▶ **PROVIDED RECORDS**

BEGIN

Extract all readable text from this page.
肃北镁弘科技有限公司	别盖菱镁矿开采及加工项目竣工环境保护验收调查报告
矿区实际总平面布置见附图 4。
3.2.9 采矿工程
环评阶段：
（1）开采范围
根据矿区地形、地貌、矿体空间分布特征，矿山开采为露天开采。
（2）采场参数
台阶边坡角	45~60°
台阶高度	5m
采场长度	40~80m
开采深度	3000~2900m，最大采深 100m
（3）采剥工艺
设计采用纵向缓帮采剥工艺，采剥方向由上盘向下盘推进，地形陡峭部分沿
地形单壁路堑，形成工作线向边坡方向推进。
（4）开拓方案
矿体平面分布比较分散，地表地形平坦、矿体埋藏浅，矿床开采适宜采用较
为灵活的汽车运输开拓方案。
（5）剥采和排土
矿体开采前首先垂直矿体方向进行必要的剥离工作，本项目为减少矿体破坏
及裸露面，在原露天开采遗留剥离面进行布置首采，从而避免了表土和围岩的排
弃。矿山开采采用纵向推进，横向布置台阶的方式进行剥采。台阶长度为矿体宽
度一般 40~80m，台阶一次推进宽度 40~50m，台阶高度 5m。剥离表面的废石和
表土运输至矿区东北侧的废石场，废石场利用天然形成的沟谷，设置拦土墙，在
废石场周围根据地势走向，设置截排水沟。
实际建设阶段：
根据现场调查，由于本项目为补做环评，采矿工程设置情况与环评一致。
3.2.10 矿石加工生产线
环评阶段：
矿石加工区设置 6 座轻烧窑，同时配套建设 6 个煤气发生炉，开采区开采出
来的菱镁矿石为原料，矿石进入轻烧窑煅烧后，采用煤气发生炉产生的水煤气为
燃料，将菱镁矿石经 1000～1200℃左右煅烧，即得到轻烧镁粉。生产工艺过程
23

END
BEGIN

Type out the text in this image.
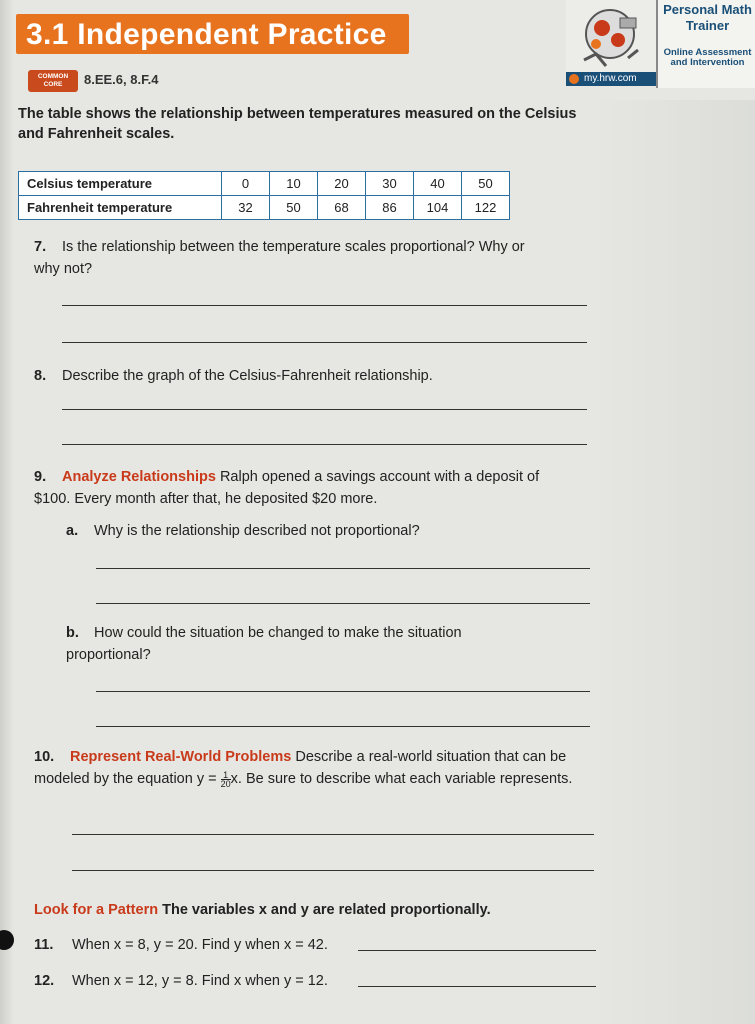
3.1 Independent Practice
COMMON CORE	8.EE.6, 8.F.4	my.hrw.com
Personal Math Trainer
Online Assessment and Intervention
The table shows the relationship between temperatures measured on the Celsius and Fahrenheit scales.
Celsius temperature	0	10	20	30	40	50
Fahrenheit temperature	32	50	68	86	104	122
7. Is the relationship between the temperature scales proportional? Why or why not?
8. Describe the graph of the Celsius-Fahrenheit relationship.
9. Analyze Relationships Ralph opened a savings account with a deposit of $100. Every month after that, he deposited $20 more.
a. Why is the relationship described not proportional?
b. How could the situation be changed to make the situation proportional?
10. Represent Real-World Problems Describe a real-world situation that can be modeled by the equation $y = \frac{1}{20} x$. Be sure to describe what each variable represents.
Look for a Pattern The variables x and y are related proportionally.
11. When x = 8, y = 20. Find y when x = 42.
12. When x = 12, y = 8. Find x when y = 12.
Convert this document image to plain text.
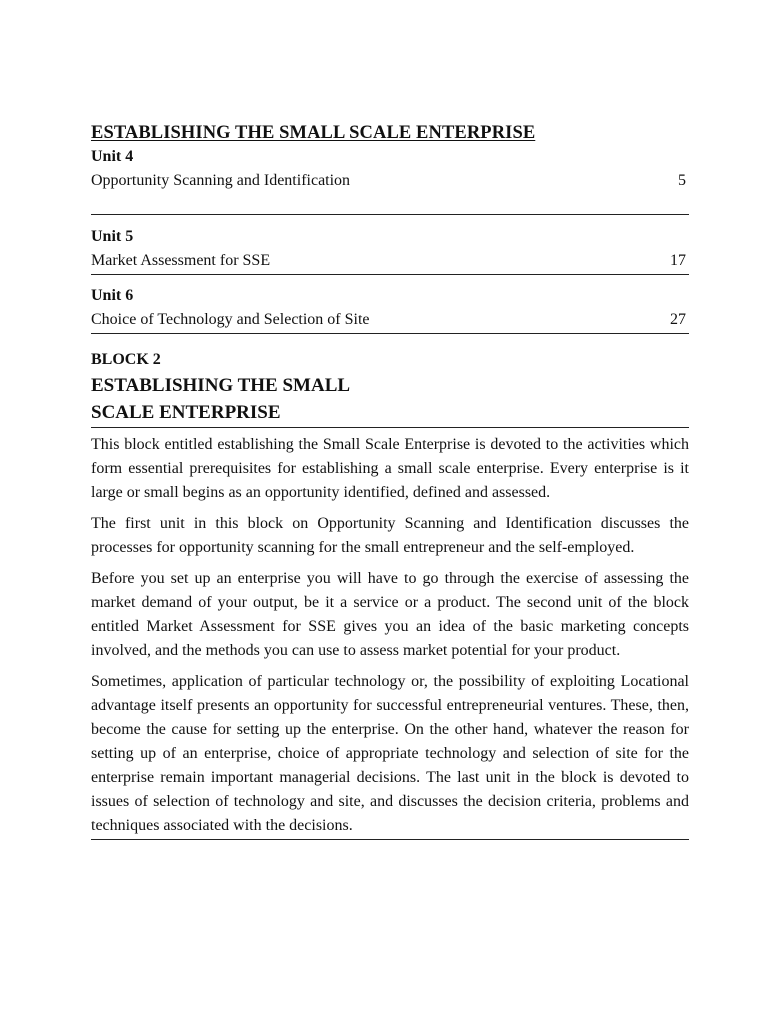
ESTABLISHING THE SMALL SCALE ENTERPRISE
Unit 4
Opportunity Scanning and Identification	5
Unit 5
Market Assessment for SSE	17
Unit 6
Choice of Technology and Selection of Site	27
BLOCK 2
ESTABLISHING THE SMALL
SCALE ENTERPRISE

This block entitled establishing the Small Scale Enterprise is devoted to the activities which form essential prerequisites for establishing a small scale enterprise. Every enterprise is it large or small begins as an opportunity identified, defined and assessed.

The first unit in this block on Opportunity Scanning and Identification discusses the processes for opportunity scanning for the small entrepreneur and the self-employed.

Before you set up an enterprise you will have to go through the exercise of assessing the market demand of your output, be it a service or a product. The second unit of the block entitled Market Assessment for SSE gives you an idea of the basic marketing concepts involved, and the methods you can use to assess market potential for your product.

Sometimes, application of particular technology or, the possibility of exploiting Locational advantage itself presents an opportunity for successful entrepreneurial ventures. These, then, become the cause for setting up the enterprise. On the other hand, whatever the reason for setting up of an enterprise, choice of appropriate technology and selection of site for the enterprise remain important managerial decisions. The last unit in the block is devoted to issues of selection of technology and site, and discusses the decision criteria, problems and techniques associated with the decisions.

END

▶ **PROBLEM STATEMENT**
Give the count of lines holding the word "Celsius" and nothing more.

▶ **WRITTEN RESPONSE**
3